#### What is being asked:
Your task is to copy the material exactly.

#### Task inputs:
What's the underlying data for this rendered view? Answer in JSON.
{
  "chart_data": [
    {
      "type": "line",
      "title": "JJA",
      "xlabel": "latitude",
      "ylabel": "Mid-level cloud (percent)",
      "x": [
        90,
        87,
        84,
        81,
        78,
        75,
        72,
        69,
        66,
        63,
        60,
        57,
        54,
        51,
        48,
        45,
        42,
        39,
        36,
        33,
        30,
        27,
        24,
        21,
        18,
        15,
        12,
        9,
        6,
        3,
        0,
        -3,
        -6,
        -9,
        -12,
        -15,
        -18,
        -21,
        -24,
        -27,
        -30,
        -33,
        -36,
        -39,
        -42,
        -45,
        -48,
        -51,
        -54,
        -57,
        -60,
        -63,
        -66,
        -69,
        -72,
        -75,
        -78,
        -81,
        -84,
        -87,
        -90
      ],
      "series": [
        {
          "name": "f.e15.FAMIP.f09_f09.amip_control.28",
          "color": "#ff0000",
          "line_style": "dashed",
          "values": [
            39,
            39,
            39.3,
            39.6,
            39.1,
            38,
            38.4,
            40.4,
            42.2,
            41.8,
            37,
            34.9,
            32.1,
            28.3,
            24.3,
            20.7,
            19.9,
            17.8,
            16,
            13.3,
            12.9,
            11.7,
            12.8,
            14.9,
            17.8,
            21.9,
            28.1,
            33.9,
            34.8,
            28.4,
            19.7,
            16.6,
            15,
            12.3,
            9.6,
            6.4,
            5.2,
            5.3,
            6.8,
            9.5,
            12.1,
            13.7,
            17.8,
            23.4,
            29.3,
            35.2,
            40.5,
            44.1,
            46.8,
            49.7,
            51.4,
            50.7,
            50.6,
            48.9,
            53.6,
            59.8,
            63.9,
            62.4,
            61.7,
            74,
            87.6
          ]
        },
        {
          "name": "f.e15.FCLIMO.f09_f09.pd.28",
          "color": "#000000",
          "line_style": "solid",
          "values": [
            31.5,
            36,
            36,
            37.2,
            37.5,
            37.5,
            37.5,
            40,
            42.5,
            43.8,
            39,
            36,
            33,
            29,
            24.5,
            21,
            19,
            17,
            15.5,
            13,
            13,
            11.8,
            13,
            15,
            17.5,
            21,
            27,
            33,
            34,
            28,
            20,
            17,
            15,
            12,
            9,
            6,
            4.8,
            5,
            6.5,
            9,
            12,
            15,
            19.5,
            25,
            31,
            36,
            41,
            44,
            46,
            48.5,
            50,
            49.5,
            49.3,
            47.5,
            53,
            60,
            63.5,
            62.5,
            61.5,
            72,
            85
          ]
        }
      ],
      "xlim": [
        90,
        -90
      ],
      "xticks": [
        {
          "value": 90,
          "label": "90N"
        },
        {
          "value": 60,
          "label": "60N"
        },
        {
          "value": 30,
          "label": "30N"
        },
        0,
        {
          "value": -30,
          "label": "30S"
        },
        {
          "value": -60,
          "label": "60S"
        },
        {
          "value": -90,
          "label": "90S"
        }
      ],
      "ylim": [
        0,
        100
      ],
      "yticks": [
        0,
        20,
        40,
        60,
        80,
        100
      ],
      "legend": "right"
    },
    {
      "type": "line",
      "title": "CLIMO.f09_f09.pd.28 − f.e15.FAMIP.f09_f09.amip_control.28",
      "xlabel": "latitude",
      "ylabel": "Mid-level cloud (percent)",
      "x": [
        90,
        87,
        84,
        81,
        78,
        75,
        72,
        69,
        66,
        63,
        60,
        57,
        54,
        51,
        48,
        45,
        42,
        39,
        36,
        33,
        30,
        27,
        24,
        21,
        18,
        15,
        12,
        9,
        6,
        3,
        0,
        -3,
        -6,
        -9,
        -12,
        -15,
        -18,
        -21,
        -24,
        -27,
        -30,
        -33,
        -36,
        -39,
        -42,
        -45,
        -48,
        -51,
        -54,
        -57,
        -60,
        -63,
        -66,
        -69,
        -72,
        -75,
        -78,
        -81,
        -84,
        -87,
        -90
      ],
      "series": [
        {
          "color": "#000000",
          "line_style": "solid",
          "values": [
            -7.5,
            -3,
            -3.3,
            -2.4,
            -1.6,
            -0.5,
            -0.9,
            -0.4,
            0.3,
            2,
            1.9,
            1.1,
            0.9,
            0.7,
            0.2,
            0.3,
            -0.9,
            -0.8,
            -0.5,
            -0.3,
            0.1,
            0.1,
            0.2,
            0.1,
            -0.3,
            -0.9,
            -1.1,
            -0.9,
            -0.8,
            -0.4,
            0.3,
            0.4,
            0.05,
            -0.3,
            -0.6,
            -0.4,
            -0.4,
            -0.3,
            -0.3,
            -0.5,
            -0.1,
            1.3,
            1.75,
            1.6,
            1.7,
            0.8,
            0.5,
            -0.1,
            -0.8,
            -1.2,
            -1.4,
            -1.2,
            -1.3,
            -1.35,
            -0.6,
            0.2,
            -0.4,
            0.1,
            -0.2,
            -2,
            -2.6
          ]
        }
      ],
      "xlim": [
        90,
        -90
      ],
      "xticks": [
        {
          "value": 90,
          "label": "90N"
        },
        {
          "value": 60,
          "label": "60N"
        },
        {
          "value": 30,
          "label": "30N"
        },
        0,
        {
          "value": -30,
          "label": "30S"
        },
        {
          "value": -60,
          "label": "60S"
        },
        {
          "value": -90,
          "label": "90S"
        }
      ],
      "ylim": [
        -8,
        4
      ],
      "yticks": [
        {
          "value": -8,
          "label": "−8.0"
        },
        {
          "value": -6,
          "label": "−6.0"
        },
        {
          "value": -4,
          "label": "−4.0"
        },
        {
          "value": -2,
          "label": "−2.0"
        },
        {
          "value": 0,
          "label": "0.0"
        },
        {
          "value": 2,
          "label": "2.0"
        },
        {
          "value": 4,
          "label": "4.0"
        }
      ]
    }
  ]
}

#### Written reply:
What's the underlying data for this rendered view? Answer in JSON.
{
  "chart_data": [
    {
      "type": "line",
      "title": "JJA",
      "xlabel": "latitude",
      "ylabel": "Mid-level cloud (percent)",
      "x": [
        90,
        87,
        84,
        81,
        78,
        75,
        72,
        69,
        66,
        63,
        60,
        57,
        54,
        51,
        48,
        45,
        42,
        39,
        36,
        33,
        30,
        27,
        24,
        21,
        18,
        15,
        12,
        9,
        6,
        3,
        0,
        -3,
        -6,
        -9,
        -12,
        -15,
        -18,
        -21,
        -24,
        -27,
        -30,
        -33,
        -36,
        -39,
        -42,
        -45,
        -48,
        -51,
        -54,
        -57,
        -60,
        -63,
        -66,
        -69,
        -72,
        -75,
        -78,
        -81,
        -84,
        -87,
        -90
      ],
      "series": [
        {
          "name": "f.e15.FAMIP.f09_f09.amip_control.28",
          "color": "#ff0000",
          "line_style": "dashed",
          "values": [
            39,
            39,
            39.3,
            39.6,
            39.1,
            38,
            38.4,
            40.4,
            42.2,
            41.8,
            37,
            34.9,
            32.1,
            28.3,
            24.3,
            20.7,
            19.9,
            17.8,
            16,
            13.3,
            12.9,
            11.7,
            12.8,
            14.9,
            17.8,
            21.9,
            28.1,
            33.9,
            34.8,
            28.4,
            19.7,
            16.6,
            15,
            12.3,
            9.6,
            6.4,
            5.2,
            5.3,
            6.8,
            9.5,
            12.1,
            13.7,
            17.8,
            23.4,
            29.3,
            35.2,
            40.5,
            44.1,
            46.8,
            49.7,
            51.4,
            50.7,
            50.6,
            48.9,
            53.6,
            59.8,
            63.9,
            62.4,
            61.7,
            74,
            87.6
          ]
        },
        {
          "name": "f.e15.FCLIMO.f09_f09.pd.28",
          "color": "#000000",
          "line_style": "solid",
          "values": [
            31.5,
            36,
            36,
            37.2,
            37.5,
            37.5,
            37.5,
            40,
            42.5,
            43.8,
            39,
            36,
            33,
            29,
            24.5,
            21,
            19,
            17,
            15.5,
            13,
            13,
            11.8,
            13,
            15,
            17.5,
            21,
            27,
            33,
            34,
            28,
            20,
            17,
            15,
            12,
            9,
            6,
            4.8,
            5,
            6.5,
            9,
            12,
            15,
            19.5,
            25,
            31,
            36,
            41,
            44,
            46,
            48.5,
            50,
            49.5,
            49.3,
            47.5,
            53,
            60,
            63.5,
            62.5,
            61.5,
            72,
            85
          ]
        }
      ],
      "xlim": [
        90,
        -90
      ],
      "xticks": [
        {
          "value": 90,
          "label": "90N"
        },
        {
          "value": 60,
          "label": "60N"
        },
        {
          "value": 30,
          "label": "30N"
        },
        0,
        {
          "value": -30,
          "label": "30S"
        },
        {
          "value": -60,
          "label": "60S"
        },
        {
          "value": -90,
          "label": "90S"
        }
      ],
      "ylim": [
        0,
        100
      ],
      "yticks": [
        0,
        20,
        40,
        60,
        80,
        100
      ],
      "legend": "right"
    },
    {
      "type": "line",
      "title": "CLIMO.f09_f09.pd.28 − f.e15.FAMIP.f09_f09.amip_control.28",
      "xlabel": "latitude",
      "ylabel": "Mid-level cloud (percent)",
      "x": [
        90,
        87,
        84,
        81,
        78,
        75,
        72,
        69,
        66,
        63,
        60,
        57,
        54,
        51,
        48,
        45,
        42,
        39,
        36,
        33,
        30,
        27,
        24,
        21,
        18,
        15,
        12,
        9,
        6,
        3,
        0,
        -3,
        -6,
        -9,
        -12,
        -15,
        -18,
        -21,
        -24,
        -27,
        -30,
        -33,
        -36,
        -39,
        -42,
        -45,
        -48,
        -51,
        -54,
        -57,
        -60,
        -63,
        -66,
        -69,
        -72,
        -75,
        -78,
        -81,
        -84,
        -87,
        -90
      ],
      "series": [
        {
          "color": "#000000",
          "line_style": "solid",
          "values": [
            -7.5,
            -3,
            -3.3,
            -2.4,
            -1.6,
            -0.5,
            -0.9,
            -0.4,
            0.3,
            2,
            1.9,
            1.1,
            0.9,
            0.7,
            0.2,
            0.3,
            -0.9,
            -0.8,
            -0.5,
            -0.3,
            0.1,
            0.1,
            0.2,
            0.1,
            -0.3,
            -0.9,
            -1.1,
            -0.9,
            -0.8,
            -0.4,
            0.3,
            0.4,
            0.05,
            -0.3,
            -0.6,
            -0.4,
            -0.4,
            -0.3,
            -0.3,
            -0.5,
            -0.1,
            1.3,
            1.75,
            1.6,
            1.7,
            0.8,
            0.5,
            -0.1,
            -0.8,
            -1.2,
            -1.4,
            -1.2,
            -1.3,
            -1.35,
            -0.6,
            0.2,
            -0.4,
            0.1,
            -0.2,
            -2,
            -2.6
          ]
        }
      ],
      "xlim": [
        90,
        -90
      ],
      "xticks": [
        {
          "value": 90,
          "label": "90N"
        },
        {
          "value": 60,
          "label": "60N"
        },
        {
          "value": 30,
          "label": "30N"
        },
        0,
        {
          "value": -30,
          "label": "30S"
        },
        {
          "value": -60,
          "label": "60S"
        },
        {
          "value": -90,
          "label": "90S"
        }
      ],
      "ylim": [
        -8,
        4
      ],
      "yticks": [
        {
          "value": -8,
          "label": "−8.0"
        },
        {
          "value": -6,
          "label": "−6.0"
        },
        {
          "value": -4,
          "label": "−4.0"
        },
        {
          "value": -2,
          "label": "−2.0"
        },
        {
          "value": 0,
          "label": "0.0"
        },
        {
          "value": 2,
          "label": "2.0"
        },
        {
          "value": 4,
          "label": "4.0"
        }
      ]
    }
  ]
}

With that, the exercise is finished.